RECORDS TO PROCESS.
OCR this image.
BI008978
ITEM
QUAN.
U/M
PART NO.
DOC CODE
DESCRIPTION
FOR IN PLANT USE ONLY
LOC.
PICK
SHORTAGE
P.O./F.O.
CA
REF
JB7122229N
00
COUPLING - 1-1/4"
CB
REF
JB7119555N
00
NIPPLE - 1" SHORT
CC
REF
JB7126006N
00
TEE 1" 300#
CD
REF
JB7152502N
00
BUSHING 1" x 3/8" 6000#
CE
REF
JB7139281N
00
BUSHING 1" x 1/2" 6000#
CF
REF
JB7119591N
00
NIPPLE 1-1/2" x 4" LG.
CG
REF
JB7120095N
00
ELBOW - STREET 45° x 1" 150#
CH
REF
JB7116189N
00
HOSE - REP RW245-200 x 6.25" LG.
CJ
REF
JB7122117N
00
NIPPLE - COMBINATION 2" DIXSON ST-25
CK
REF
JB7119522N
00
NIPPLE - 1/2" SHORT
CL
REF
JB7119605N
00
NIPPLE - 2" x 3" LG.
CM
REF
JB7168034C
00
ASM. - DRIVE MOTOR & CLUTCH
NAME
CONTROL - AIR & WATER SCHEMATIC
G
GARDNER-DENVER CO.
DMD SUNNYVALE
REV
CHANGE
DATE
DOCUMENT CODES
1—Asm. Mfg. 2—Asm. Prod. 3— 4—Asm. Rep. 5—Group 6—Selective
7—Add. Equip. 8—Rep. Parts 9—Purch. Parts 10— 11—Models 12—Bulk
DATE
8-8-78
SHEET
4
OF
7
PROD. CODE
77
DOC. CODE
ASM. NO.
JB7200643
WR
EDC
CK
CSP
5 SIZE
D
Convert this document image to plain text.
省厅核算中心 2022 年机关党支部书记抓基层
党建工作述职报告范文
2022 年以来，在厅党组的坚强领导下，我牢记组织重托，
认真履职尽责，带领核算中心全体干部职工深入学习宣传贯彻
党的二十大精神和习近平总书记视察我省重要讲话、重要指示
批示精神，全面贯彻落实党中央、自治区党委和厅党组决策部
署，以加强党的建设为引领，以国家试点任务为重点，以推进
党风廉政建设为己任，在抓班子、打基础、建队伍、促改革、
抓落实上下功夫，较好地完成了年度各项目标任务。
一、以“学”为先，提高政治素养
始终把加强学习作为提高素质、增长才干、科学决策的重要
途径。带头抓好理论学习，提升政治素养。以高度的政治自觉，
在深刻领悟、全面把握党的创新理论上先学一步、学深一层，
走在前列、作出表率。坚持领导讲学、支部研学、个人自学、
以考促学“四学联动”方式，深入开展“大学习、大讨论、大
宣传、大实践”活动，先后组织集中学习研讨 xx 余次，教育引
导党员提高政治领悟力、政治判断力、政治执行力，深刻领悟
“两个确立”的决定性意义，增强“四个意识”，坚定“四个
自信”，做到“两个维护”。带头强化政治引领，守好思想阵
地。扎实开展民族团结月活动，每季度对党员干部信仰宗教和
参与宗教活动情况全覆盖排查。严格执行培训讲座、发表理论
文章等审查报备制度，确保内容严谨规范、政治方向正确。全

DESCRIPTION OF THE TASK. Exactly reproduce every line of the data above.

RESULT FOR THIS EXERCISE.
OCR this image.
BI008978
ITEM
QUAN.
U/M
PART NO.
DOC CODE
DESCRIPTION
FOR IN PLANT USE ONLY
LOC.
PICK
SHORTAGE
P.O./F.O.
CA
REF
JB7122229N
00
COUPLING - 1-1/4"
CB
REF
JB7119555N
00
NIPPLE - 1" SHORT
CC
REF
JB7126006N
00
TEE 1" 300#
CD
REF
JB7152502N
00
BUSHING 1" x 3/8" 6000#
CE
REF
JB7139281N
00
BUSHING 1" x 1/2" 6000#
CF
REF
JB7119591N
00
NIPPLE 1-1/2" x 4" LG.
CG
REF
JB7120095N
00
ELBOW - STREET 45° x 1" 150#
CH
REF
JB7116189N
00
HOSE - REP RW245-200 x 6.25" LG.
CJ
REF
JB7122117N
00
NIPPLE - COMBINATION 2" DIXSON ST-25
CK
REF
JB7119522N
00
NIPPLE - 1/2" SHORT
CL
REF
JB7119605N
00
NIPPLE - 2" x 3" LG.
CM
REF
JB7168034C
00
ASM. - DRIVE MOTOR & CLUTCH
NAME
CONTROL - AIR & WATER SCHEMATIC
G
GARDNER-DENVER CO.
DMD SUNNYVALE
REV
CHANGE
DATE
DOCUMENT CODES
1—Asm. Mfg. 2—Asm. Prod. 3— 4—Asm. Rep. 5—Group 6—Selective
7—Add. Equip. 8—Rep. Parts 9—Purch. Parts 10— 11—Models 12—Bulk
DATE
8-8-78
SHEET
4
OF
7
PROD. CODE
77
DOC. CODE
ASM. NO.
JB7200643
WR
EDC
CK
CSP
5 SIZE
D
Convert this document image to plain text.
省厅核算中心 2022 年机关党支部书记抓基层
党建工作述职报告范文
2022 年以来，在厅党组的坚强领导下，我牢记组织重托，
认真履职尽责，带领核算中心全体干部职工深入学习宣传贯彻
党的二十大精神和习近平总书记视察我省重要讲话、重要指示
批示精神，全面贯彻落实党中央、自治区党委和厅党组决策部
署，以加强党的建设为引领，以国家试点任务为重点，以推进
党风廉政建设为己任，在抓班子、打基础、建队伍、促改革、
抓落实上下功夫，较好地完成了年度各项目标任务。
一、以“学”为先，提高政治素养
始终把加强学习作为提高素质、增长才干、科学决策的重要
途径。带头抓好理论学习，提升政治素养。以高度的政治自觉，
在深刻领悟、全面把握党的创新理论上先学一步、学深一层，
走在前列、作出表率。坚持领导讲学、支部研学、个人自学、
以考促学“四学联动”方式，深入开展“大学习、大讨论、大
宣传、大实践”活动，先后组织集中学习研讨 xx 余次，教育引
导党员提高政治领悟力、政治判断力、政治执行力，深刻领悟
“两个确立”的决定性意义，增强“四个意识”，坚定“四个
自信”，做到“两个维护”。带头强化政治引领，守好思想阵
地。扎实开展民族团结月活动，每季度对党员干部信仰宗教和
参与宗教活动情况全覆盖排查。严格执行培训讲座、发表理论
文章等审查报备制度，确保内容严谨规范、政治方向正确。全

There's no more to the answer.